EXERCISE AIM: Retype the records that come next, word for word.

INFORMATION GIVEN:
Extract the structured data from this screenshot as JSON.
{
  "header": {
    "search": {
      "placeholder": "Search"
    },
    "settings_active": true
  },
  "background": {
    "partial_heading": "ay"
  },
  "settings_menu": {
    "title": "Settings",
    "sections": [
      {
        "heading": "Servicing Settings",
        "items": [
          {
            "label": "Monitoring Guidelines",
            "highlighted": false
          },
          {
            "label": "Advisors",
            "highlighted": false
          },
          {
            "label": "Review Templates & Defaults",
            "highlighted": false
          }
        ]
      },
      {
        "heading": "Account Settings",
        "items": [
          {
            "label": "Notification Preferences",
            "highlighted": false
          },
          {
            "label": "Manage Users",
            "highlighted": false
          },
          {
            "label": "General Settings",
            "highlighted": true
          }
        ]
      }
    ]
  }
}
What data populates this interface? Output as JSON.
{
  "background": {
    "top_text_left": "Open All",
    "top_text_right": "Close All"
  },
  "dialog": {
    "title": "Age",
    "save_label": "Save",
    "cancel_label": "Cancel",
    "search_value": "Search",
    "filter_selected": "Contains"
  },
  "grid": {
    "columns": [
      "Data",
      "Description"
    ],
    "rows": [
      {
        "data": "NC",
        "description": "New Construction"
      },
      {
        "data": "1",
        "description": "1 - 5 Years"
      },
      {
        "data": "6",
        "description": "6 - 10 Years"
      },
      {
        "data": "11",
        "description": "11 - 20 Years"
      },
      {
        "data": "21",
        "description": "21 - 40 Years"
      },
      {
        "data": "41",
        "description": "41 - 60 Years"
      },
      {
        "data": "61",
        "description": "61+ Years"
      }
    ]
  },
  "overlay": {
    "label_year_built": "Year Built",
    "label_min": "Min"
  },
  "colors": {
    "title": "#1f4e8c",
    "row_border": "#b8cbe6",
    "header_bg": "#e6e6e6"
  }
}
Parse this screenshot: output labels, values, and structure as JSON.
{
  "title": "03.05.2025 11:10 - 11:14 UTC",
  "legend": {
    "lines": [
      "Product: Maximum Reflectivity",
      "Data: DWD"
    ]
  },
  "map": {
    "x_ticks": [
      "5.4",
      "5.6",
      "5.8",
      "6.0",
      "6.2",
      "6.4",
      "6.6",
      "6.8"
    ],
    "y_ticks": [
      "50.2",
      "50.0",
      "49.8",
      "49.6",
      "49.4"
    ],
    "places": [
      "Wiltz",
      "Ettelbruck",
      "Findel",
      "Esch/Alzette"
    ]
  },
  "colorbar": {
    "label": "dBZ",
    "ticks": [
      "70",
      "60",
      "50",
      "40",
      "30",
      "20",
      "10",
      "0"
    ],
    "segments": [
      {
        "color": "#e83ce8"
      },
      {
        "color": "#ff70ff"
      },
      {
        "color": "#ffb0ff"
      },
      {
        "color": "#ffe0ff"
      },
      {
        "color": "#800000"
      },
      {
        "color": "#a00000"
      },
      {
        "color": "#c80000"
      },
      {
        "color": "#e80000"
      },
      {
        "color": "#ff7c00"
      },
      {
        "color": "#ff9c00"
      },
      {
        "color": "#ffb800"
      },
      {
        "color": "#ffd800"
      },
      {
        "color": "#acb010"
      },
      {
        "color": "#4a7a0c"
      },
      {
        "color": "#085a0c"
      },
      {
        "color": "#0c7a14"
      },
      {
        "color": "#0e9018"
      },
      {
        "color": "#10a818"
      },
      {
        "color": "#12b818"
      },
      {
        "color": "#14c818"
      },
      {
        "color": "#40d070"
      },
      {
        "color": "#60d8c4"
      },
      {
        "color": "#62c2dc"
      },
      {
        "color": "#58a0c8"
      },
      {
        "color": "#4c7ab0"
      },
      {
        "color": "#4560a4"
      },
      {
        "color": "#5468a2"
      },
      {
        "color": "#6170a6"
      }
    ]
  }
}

TASK RESPONSE:
Extract the structured data from this screenshot as JSON.
{
  "header": {
    "search": {
      "placeholder": "Search"
    },
    "settings_active": true
  },
  "background": {
    "partial_heading": "ay"
  },
  "settings_menu": {
    "title": "Settings",
    "sections": [
      {
        "heading": "Servicing Settings",
        "items": [
          {
            "label": "Monitoring Guidelines",
            "highlighted": false
          },
          {
            "label": "Advisors",
            "highlighted": false
          },
          {
            "label": "Review Templates & Defaults",
            "highlighted": false
          }
        ]
      },
      {
        "heading": "Account Settings",
        "items": [
          {
            "label": "Notification Preferences",
            "highlighted": false
          },
          {
            "label": "Manage Users",
            "highlighted": false
          },
          {
            "label": "General Settings",
            "highlighted": true
          }
        ]
      }
    ]
  }
}
What data populates this interface? Output as JSON.
{
  "background": {
    "top_text_left": "Open All",
    "top_text_right": "Close All"
  },
  "dialog": {
    "title": "Age",
    "save_label": "Save",
    "cancel_label": "Cancel",
    "search_value": "Search",
    "filter_selected": "Contains"
  },
  "grid": {
    "columns": [
      "Data",
      "Description"
    ],
    "rows": [
      {
        "data": "NC",
        "description": "New Construction"
      },
      {
        "data": "1",
        "description": "1 - 5 Years"
      },
      {
        "data": "6",
        "description": "6 - 10 Years"
      },
      {
        "data": "11",
        "description": "11 - 20 Years"
      },
      {
        "data": "21",
        "description": "21 - 40 Years"
      },
      {
        "data": "41",
        "description": "41 - 60 Years"
      },
      {
        "data": "61",
        "description": "61+ Years"
      }
    ]
  },
  "overlay": {
    "label_year_built": "Year Built",
    "label_min": "Min"
  },
  "colors": {
    "title": "#1f4e8c",
    "row_border": "#b8cbe6",
    "header_bg": "#e6e6e6"
  }
}
Parse this screenshot: output labels, values, and structure as JSON.
{
  "title": "03.05.2025 11:10 - 11:14 UTC",
  "legend": {
    "lines": [
      "Product: Maximum Reflectivity",
      "Data: DWD"
    ]
  },
  "map": {
    "x_ticks": [
      "5.4",
      "5.6",
      "5.8",
      "6.0",
      "6.2",
      "6.4",
      "6.6",
      "6.8"
    ],
    "y_ticks": [
      "50.2",
      "50.0",
      "49.8",
      "49.6",
      "49.4"
    ],
    "places": [
      "Wiltz",
      "Ettelbruck",
      "Findel",
      "Esch/Alzette"
    ]
  },
  "colorbar": {
    "label": "dBZ",
    "ticks": [
      "70",
      "60",
      "50",
      "40",
      "30",
      "20",
      "10",
      "0"
    ],
    "segments": [
      {
        "color": "#e83ce8"
      },
      {
        "color": "#ff70ff"
      },
      {
        "color": "#ffb0ff"
      },
      {
        "color": "#ffe0ff"
      },
      {
        "color": "#800000"
      },
      {
        "color": "#a00000"
      },
      {
        "color": "#c80000"
      },
      {
        "color": "#e80000"
      },
      {
        "color": "#ff7c00"
      },
      {
        "color": "#ff9c00"
      },
      {
        "color": "#ffb800"
      },
      {
        "color": "#ffd800"
      },
      {
        "color": "#acb010"
      },
      {
        "color": "#4a7a0c"
      },
      {
        "color": "#085a0c"
      },
      {
        "color": "#0c7a14"
      },
      {
        "color": "#0e9018"
      },
      {
        "color": "#10a818"
      },
      {
        "color": "#12b818"
      },
      {
        "color": "#14c818"
      },
      {
        "color": "#40d070"
      },
      {
        "color": "#60d8c4"
      },
      {
        "color": "#62c2dc"
      },
      {
        "color": "#58a0c8"
      },
      {
        "color": "#4c7ab0"
      },
      {
        "color": "#4560a4"
      },
      {
        "color": "#5468a2"
      },
      {
        "color": "#6170a6"
      }
    ]
  }
}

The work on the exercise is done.